All of the data should be repeated exactly; pictures are not part of the copy.

(Collected data entries)
----
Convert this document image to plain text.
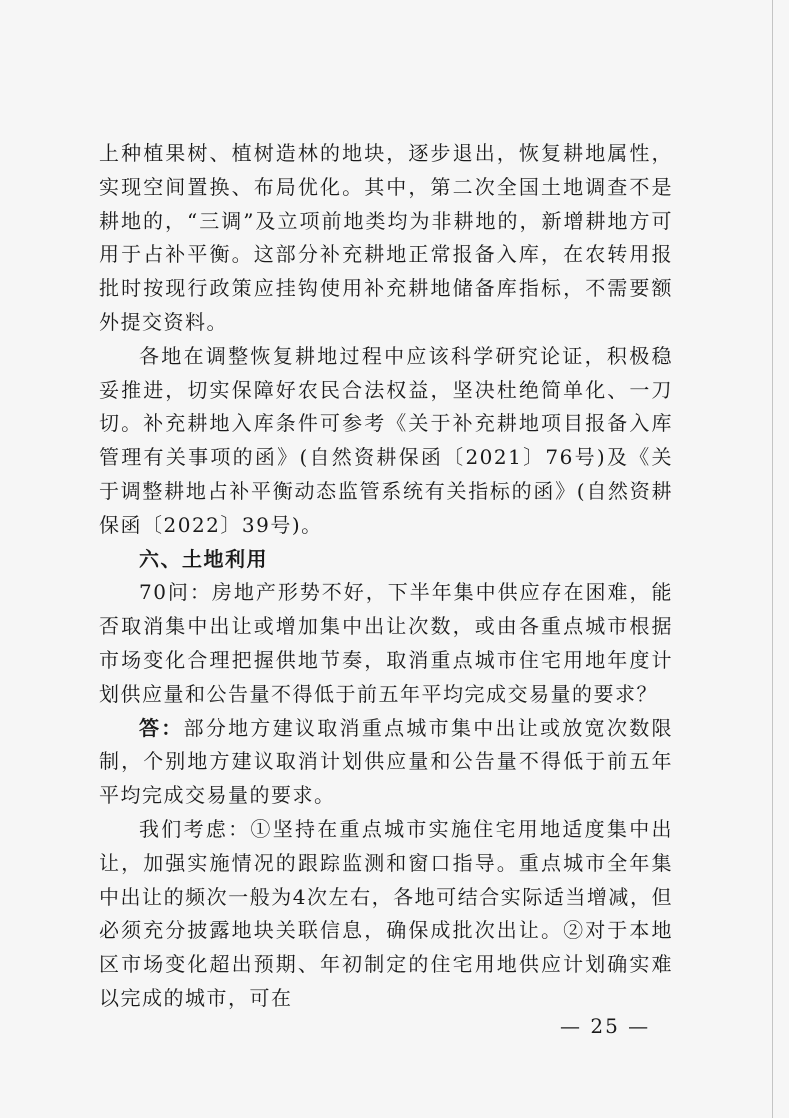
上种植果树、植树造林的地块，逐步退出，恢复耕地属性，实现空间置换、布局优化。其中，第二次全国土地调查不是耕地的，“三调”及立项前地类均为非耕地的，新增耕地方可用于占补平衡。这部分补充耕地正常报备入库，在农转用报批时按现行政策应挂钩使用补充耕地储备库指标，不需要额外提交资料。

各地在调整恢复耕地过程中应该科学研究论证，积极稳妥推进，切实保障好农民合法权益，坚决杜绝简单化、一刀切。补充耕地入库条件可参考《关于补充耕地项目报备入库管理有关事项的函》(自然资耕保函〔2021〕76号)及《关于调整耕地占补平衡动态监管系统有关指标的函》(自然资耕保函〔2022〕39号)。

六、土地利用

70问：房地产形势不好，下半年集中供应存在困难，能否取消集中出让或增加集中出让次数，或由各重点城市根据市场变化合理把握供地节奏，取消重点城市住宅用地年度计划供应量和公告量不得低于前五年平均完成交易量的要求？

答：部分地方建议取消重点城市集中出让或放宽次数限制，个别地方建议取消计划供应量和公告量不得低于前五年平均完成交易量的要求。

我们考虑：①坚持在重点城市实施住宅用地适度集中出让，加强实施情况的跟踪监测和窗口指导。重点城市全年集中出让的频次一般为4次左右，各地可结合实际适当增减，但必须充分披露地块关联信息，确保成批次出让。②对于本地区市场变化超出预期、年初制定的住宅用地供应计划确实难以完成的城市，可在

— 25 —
----
— TASK RESULT —
Convert this document image to plain text.
上种植果树、植树造林的地块，逐步退出，恢复耕地属性，实现空间置换、布局优化。其中，第二次全国土地调查不是耕地的，“三调”及立项前地类均为非耕地的，新增耕地方可用于占补平衡。这部分补充耕地正常报备入库，在农转用报批时按现行政策应挂钩使用补充耕地储备库指标，不需要额外提交资料。

各地在调整恢复耕地过程中应该科学研究论证，积极稳妥推进，切实保障好农民合法权益，坚决杜绝简单化、一刀切。补充耕地入库条件可参考《关于补充耕地项目报备入库管理有关事项的函》(自然资耕保函〔2021〕76号)及《关于调整耕地占补平衡动态监管系统有关指标的函》(自然资耕保函〔2022〕39号)。

六、土地利用

70问：房地产形势不好，下半年集中供应存在困难，能否取消集中出让或增加集中出让次数，或由各重点城市根据市场变化合理把握供地节奏，取消重点城市住宅用地年度计划供应量和公告量不得低于前五年平均完成交易量的要求？

答：部分地方建议取消重点城市集中出让或放宽次数限制，个别地方建议取消计划供应量和公告量不得低于前五年平均完成交易量的要求。

我们考虑：①坚持在重点城市实施住宅用地适度集中出让，加强实施情况的跟踪监测和窗口指导。重点城市全年集中出让的频次一般为4次左右，各地可结合实际适当增减，但必须充分披露地块关联信息，确保成批次出让。②对于本地区市场变化超出预期、年初制定的住宅用地供应计划确实难以完成的城市，可在

— 25 —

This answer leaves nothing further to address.